WHAT NEEDS TO BE DONE:
Gather all lines containing the string "ssid" and copy them out.

[BEGIN]

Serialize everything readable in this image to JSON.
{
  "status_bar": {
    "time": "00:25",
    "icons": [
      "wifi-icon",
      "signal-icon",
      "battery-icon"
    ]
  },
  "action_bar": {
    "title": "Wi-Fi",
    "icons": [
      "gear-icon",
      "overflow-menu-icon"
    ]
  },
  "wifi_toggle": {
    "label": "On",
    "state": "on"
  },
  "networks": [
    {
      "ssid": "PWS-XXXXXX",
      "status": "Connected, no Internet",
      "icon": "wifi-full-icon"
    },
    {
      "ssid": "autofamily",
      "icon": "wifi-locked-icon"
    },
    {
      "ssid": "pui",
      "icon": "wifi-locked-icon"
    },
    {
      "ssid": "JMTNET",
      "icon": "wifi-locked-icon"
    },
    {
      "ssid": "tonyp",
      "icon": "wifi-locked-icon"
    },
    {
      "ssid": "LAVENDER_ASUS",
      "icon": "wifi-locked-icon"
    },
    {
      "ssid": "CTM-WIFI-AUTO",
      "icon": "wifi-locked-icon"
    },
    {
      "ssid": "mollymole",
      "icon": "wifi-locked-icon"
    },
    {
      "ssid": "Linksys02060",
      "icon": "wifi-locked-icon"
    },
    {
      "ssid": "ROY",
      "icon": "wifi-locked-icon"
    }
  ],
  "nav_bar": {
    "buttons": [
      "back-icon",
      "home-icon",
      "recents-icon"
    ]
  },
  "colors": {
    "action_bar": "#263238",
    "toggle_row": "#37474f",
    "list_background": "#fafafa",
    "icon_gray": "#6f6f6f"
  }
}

[END]

ANSWER TO THIS PROBLEM:
      "ssid": "PWS-XXXXXX",
      "ssid": "autofamily",
      "ssid": "pui",
      "ssid": "JMTNET",
      "ssid": "tonyp",
      "ssid": "LAVENDER_ASUS",
      "ssid": "CTM-WIFI-AUTO",
      "ssid": "mollymole",
      "ssid": "Linksys02060",
      "ssid": "ROY",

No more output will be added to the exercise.